== Aim of the task ==
Print the listing below in its entirety, character for character.

Structured figure records
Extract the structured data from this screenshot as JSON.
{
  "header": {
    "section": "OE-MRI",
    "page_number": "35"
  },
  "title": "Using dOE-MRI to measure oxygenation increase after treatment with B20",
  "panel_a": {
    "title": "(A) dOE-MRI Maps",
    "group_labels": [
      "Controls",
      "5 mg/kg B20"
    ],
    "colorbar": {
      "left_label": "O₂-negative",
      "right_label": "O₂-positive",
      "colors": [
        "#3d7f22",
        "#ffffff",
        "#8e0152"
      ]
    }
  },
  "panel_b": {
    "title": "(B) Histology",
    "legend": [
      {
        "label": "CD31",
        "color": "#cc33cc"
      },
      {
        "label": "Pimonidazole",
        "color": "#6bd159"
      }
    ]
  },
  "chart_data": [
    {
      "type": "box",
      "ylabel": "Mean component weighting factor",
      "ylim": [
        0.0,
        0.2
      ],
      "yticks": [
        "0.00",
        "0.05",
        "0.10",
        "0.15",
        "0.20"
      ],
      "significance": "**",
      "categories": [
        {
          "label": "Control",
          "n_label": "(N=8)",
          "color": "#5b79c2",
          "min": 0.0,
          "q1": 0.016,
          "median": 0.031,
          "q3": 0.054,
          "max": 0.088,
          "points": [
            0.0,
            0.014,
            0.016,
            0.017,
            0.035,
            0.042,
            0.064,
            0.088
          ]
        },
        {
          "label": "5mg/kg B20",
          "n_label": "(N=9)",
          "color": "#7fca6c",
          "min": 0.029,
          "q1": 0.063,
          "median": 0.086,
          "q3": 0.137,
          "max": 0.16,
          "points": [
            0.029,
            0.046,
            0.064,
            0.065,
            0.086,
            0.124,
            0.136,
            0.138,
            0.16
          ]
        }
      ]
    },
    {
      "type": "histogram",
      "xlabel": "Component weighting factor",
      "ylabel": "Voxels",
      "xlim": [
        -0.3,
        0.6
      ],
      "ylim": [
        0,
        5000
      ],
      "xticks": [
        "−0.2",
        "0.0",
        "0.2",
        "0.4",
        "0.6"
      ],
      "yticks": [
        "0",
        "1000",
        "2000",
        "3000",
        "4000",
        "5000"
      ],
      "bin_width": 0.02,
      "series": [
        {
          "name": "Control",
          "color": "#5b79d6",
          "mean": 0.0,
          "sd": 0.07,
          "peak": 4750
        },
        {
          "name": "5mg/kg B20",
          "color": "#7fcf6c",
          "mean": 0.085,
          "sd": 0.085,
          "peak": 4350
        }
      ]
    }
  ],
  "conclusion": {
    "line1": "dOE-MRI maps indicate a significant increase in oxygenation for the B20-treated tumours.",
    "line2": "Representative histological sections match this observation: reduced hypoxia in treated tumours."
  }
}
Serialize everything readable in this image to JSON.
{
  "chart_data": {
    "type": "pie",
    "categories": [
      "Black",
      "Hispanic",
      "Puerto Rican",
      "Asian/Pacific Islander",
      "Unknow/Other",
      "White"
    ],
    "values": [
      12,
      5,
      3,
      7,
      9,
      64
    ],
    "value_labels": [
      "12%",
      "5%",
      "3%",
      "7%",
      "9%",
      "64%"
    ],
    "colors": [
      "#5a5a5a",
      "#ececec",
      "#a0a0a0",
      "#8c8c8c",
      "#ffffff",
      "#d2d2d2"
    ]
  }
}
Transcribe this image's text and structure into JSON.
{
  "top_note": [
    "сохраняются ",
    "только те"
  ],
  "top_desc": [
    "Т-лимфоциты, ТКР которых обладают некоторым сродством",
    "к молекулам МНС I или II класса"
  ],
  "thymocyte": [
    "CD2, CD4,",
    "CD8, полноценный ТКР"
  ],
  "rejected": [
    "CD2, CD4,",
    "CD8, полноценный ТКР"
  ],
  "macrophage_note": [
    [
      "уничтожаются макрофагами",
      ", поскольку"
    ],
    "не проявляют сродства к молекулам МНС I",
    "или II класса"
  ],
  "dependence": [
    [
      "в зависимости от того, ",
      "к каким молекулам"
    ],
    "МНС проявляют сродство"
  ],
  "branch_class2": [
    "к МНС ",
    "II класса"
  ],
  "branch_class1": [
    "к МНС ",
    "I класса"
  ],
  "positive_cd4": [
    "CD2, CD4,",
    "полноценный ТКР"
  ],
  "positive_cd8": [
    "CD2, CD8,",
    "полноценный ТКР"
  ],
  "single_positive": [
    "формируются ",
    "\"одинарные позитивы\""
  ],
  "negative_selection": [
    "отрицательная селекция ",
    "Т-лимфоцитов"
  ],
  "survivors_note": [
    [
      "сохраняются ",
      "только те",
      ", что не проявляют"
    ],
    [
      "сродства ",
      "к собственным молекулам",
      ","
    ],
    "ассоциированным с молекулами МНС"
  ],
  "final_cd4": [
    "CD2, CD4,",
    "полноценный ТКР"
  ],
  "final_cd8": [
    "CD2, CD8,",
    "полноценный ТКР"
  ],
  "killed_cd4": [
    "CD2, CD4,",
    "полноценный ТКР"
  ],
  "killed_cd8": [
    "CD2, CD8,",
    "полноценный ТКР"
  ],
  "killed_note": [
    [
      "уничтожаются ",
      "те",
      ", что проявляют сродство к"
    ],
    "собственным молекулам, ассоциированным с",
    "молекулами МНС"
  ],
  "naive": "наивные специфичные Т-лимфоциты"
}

== Solution to the problem ==
Extract the structured data from this screenshot as JSON.
{
  "header": {
    "section": "OE-MRI",
    "page_number": "35"
  },
  "title": "Using dOE-MRI to measure oxygenation increase after treatment with B20",
  "panel_a": {
    "title": "(A) dOE-MRI Maps",
    "group_labels": [
      "Controls",
      "5 mg/kg B20"
    ],
    "colorbar": {
      "left_label": "O₂-negative",
      "right_label": "O₂-positive",
      "colors": [
        "#3d7f22",
        "#ffffff",
        "#8e0152"
      ]
    }
  },
  "panel_b": {
    "title": "(B) Histology",
    "legend": [
      {
        "label": "CD31",
        "color": "#cc33cc"
      },
      {
        "label": "Pimonidazole",
        "color": "#6bd159"
      }
    ]
  },
  "chart_data": [
    {
      "type": "box",
      "ylabel": "Mean component weighting factor",
      "ylim": [
        0.0,
        0.2
      ],
      "yticks": [
        "0.00",
        "0.05",
        "0.10",
        "0.15",
        "0.20"
      ],
      "significance": "**",
      "categories": [
        {
          "label": "Control",
          "n_label": "(N=8)",
          "color": "#5b79c2",
          "min": 0.0,
          "q1": 0.016,
          "median": 0.031,
          "q3": 0.054,
          "max": 0.088,
          "points": [
            0.0,
            0.014,
            0.016,
            0.017,
            0.035,
            0.042,
            0.064,
            0.088
          ]
        },
        {
          "label": "5mg/kg B20",
          "n_label": "(N=9)",
          "color": "#7fca6c",
          "min": 0.029,
          "q1": 0.063,
          "median": 0.086,
          "q3": 0.137,
          "max": 0.16,
          "points": [
            0.029,
            0.046,
            0.064,
            0.065,
            0.086,
            0.124,
            0.136,
            0.138,
            0.16
          ]
        }
      ]
    },
    {
      "type": "histogram",
      "xlabel": "Component weighting factor",
      "ylabel": "Voxels",
      "xlim": [
        -0.3,
        0.6
      ],
      "ylim": [
        0,
        5000
      ],
      "xticks": [
        "−0.2",
        "0.0",
        "0.2",
        "0.4",
        "0.6"
      ],
      "yticks": [
        "0",
        "1000",
        "2000",
        "3000",
        "4000",
        "5000"
      ],
      "bin_width": 0.02,
      "series": [
        {
          "name": "Control",
          "color": "#5b79d6",
          "mean": 0.0,
          "sd": 0.07,
          "peak": 4750
        },
        {
          "name": "5mg/kg B20",
          "color": "#7fcf6c",
          "mean": 0.085,
          "sd": 0.085,
          "peak": 4350
        }
      ]
    }
  ],
  "conclusion": {
    "line1": "dOE-MRI maps indicate a significant increase in oxygenation for the B20-treated tumours.",
    "line2": "Representative histological sections match this observation: reduced hypoxia in treated tumours."
  }
}
Serialize everything readable in this image to JSON.
{
  "chart_data": {
    "type": "pie",
    "categories": [
      "Black",
      "Hispanic",
      "Puerto Rican",
      "Asian/Pacific Islander",
      "Unknow/Other",
      "White"
    ],
    "values": [
      12,
      5,
      3,
      7,
      9,
      64
    ],
    "value_labels": [
      "12%",
      "5%",
      "3%",
      "7%",
      "9%",
      "64%"
    ],
    "colors": [
      "#5a5a5a",
      "#ececec",
      "#a0a0a0",
      "#8c8c8c",
      "#ffffff",
      "#d2d2d2"
    ]
  }
}
Transcribe this image's text and structure into JSON.
{
  "top_note": [
    "сохраняются ",
    "только те"
  ],
  "top_desc": [
    "Т-лимфоциты, ТКР которых обладают некоторым сродством",
    "к молекулам МНС I или II класса"
  ],
  "thymocyte": [
    "CD2, CD4,",
    "CD8, полноценный ТКР"
  ],
  "rejected": [
    "CD2, CD4,",
    "CD8, полноценный ТКР"
  ],
  "macrophage_note": [
    [
      "уничтожаются макрофагами",
      ", поскольку"
    ],
    "не проявляют сродства к молекулам МНС I",
    "или II класса"
  ],
  "dependence": [
    [
      "в зависимости от того, ",
      "к каким молекулам"
    ],
    "МНС проявляют сродство"
  ],
  "branch_class2": [
    "к МНС ",
    "II класса"
  ],
  "branch_class1": [
    "к МНС ",
    "I класса"
  ],
  "positive_cd4": [
    "CD2, CD4,",
    "полноценный ТКР"
  ],
  "positive_cd8": [
    "CD2, CD8,",
    "полноценный ТКР"
  ],
  "single_positive": [
    "формируются ",
    "\"одинарные позитивы\""
  ],
  "negative_selection": [
    "отрицательная селекция ",
    "Т-лимфоцитов"
  ],
  "survivors_note": [
    [
      "сохраняются ",
      "только те",
      ", что не проявляют"
    ],
    [
      "сродства ",
      "к собственным молекулам",
      ","
    ],
    "ассоциированным с молекулами МНС"
  ],
  "final_cd4": [
    "CD2, CD4,",
    "полноценный ТКР"
  ],
  "final_cd8": [
    "CD2, CD8,",
    "полноценный ТКР"
  ],
  "killed_cd4": [
    "CD2, CD4,",
    "полноценный ТКР"
  ],
  "killed_cd8": [
    "CD2, CD8,",
    "полноценный ТКР"
  ],
  "killed_note": [
    [
      "уничтожаются ",
      "те",
      ", что проявляют сродство к"
    ],
    "собственным молекулам, ассоциированным с",
    "молекулами МНС"
  ],
  "naive": "наивные специфичные Т-лимфоциты"
}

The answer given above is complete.